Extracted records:
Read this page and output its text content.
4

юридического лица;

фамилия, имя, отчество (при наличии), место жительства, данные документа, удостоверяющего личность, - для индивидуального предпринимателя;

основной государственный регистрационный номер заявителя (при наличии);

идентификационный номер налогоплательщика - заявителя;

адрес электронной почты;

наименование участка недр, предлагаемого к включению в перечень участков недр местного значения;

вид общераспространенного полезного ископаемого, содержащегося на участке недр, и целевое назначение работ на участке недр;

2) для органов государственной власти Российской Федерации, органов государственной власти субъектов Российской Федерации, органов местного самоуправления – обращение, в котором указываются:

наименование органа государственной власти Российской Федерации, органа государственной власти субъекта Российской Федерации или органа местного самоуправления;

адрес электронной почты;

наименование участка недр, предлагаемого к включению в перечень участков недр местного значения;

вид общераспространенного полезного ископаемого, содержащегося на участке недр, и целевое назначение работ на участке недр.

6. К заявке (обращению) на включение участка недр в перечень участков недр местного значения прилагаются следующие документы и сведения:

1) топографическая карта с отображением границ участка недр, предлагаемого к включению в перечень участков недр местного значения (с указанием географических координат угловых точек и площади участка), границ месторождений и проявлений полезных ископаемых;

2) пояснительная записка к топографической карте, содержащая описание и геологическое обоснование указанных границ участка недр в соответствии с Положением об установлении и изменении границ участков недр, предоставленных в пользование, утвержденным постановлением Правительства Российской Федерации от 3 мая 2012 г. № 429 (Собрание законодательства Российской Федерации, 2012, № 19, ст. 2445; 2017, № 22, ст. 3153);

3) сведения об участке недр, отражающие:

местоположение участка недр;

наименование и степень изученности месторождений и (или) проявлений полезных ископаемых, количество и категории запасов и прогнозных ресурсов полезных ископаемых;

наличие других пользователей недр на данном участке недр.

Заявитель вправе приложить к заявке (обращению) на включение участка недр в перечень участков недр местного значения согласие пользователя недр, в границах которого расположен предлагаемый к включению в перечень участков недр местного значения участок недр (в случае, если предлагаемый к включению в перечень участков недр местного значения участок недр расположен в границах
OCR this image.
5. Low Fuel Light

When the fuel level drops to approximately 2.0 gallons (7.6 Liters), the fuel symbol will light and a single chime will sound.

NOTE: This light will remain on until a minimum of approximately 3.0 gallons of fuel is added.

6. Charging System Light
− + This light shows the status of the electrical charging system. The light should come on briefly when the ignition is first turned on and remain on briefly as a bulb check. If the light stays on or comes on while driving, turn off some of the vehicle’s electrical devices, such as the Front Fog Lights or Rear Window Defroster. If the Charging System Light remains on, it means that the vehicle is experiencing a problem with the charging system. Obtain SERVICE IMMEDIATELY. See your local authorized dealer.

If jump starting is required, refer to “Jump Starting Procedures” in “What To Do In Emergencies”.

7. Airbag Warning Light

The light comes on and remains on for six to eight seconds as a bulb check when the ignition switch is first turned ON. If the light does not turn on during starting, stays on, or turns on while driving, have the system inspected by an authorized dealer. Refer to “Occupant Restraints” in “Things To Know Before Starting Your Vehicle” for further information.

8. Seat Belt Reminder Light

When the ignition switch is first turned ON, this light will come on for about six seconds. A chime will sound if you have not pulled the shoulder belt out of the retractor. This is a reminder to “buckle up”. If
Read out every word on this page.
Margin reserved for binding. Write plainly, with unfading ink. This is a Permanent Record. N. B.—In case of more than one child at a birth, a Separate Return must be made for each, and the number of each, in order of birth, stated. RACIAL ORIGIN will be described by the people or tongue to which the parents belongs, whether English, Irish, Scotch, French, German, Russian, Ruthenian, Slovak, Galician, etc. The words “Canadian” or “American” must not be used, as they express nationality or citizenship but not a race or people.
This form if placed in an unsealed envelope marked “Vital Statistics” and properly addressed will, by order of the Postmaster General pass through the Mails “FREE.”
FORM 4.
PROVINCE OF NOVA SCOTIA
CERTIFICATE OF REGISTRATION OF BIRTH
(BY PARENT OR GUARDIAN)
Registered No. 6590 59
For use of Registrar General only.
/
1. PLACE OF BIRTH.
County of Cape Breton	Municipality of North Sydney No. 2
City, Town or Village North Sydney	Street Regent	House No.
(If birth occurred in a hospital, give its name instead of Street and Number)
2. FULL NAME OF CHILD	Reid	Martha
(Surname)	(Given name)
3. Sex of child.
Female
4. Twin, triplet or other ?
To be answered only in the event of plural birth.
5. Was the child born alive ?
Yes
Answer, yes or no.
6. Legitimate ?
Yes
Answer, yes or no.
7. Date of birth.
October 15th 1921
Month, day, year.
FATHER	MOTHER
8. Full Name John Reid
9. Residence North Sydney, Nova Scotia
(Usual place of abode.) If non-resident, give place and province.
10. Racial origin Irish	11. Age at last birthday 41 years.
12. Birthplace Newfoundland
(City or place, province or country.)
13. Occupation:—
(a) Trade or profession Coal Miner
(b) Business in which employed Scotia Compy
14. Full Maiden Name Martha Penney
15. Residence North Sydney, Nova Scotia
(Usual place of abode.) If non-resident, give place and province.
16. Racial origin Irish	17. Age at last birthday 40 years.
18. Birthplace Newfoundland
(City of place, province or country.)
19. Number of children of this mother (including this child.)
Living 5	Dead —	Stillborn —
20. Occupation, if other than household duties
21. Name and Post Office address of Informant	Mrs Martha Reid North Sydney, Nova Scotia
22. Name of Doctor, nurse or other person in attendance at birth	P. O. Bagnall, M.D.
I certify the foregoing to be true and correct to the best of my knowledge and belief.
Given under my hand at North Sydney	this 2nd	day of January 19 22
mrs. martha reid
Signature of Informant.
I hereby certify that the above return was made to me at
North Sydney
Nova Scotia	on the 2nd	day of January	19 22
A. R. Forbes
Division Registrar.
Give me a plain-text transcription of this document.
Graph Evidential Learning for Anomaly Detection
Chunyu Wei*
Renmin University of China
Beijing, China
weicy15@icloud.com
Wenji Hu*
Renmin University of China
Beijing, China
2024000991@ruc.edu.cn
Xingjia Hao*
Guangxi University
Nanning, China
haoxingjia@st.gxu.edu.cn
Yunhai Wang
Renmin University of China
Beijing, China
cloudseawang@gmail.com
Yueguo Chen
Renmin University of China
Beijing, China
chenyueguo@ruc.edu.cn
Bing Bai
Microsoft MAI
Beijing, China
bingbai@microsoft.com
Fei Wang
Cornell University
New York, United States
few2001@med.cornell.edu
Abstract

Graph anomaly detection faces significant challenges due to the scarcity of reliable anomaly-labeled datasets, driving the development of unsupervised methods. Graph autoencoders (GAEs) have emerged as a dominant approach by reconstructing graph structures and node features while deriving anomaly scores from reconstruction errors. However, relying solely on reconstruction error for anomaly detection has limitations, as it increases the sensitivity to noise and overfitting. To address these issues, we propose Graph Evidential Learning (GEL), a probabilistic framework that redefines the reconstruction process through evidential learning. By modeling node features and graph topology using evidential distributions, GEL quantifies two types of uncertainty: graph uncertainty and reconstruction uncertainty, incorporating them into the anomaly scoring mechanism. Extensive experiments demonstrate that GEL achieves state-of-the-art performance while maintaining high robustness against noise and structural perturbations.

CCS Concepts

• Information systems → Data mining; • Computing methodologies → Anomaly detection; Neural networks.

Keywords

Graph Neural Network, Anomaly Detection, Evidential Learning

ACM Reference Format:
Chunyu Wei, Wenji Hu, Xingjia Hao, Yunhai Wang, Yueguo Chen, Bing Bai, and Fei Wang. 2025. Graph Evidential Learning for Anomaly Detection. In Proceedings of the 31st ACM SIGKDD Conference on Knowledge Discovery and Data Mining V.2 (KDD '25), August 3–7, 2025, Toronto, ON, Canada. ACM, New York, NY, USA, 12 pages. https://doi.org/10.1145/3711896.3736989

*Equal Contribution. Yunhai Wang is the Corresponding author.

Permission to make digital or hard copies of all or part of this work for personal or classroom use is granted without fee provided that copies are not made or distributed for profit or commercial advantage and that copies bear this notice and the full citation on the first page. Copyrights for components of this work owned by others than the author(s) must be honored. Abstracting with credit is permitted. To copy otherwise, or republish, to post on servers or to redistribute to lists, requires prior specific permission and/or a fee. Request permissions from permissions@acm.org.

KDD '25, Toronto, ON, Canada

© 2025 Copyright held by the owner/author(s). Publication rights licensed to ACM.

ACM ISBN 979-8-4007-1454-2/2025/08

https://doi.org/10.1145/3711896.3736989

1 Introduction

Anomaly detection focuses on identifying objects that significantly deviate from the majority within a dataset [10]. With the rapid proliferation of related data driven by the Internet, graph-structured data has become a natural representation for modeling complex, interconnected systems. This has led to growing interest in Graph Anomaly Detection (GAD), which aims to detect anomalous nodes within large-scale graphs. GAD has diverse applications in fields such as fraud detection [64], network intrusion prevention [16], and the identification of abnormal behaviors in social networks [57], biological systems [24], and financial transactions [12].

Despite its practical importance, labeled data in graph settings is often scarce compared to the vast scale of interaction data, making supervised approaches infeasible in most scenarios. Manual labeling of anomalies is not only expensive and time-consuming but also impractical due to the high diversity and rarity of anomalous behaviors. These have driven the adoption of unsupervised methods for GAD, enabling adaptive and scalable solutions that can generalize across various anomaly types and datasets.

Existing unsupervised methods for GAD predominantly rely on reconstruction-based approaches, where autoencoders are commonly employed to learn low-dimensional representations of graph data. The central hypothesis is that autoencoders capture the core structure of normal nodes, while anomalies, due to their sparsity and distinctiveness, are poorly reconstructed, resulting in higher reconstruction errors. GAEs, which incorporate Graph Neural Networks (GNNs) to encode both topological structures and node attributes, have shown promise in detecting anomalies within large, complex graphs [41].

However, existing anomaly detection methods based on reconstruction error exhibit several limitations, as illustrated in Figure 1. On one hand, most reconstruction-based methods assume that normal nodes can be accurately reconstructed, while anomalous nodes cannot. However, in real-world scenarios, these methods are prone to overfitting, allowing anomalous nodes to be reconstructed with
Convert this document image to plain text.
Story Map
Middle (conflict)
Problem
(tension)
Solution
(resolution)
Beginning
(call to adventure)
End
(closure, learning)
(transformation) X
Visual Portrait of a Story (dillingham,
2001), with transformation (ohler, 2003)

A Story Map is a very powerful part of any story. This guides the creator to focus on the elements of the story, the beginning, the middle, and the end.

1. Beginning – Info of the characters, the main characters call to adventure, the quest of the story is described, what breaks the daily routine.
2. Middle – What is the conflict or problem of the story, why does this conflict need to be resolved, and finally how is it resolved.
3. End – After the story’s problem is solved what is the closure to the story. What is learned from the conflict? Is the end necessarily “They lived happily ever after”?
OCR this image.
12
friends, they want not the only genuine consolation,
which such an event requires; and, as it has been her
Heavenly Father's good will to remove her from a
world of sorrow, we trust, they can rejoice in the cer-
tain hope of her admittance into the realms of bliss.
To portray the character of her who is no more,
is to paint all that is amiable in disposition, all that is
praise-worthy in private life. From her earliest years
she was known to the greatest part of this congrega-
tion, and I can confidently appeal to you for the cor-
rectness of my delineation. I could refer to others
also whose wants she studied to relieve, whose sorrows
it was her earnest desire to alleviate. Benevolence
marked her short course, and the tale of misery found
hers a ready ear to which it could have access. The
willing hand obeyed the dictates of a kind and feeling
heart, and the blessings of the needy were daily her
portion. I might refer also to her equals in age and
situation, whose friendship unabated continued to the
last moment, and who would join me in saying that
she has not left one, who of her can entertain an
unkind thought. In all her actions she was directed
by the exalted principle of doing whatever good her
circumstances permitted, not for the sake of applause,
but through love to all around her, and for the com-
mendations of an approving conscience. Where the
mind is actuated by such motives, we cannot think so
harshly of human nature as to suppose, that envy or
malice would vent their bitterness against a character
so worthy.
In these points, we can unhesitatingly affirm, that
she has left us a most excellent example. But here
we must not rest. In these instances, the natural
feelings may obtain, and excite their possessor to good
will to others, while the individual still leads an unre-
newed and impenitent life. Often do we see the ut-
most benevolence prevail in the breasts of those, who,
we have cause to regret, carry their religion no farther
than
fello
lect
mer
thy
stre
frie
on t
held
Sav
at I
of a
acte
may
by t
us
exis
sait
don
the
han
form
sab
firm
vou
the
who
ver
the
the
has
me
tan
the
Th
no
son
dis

Task goal: Choose all lines containing the string "left" and copy them out.

Output for this exercise:
she has not left one, who of her can entertain an
she has left us a most excellent example. But here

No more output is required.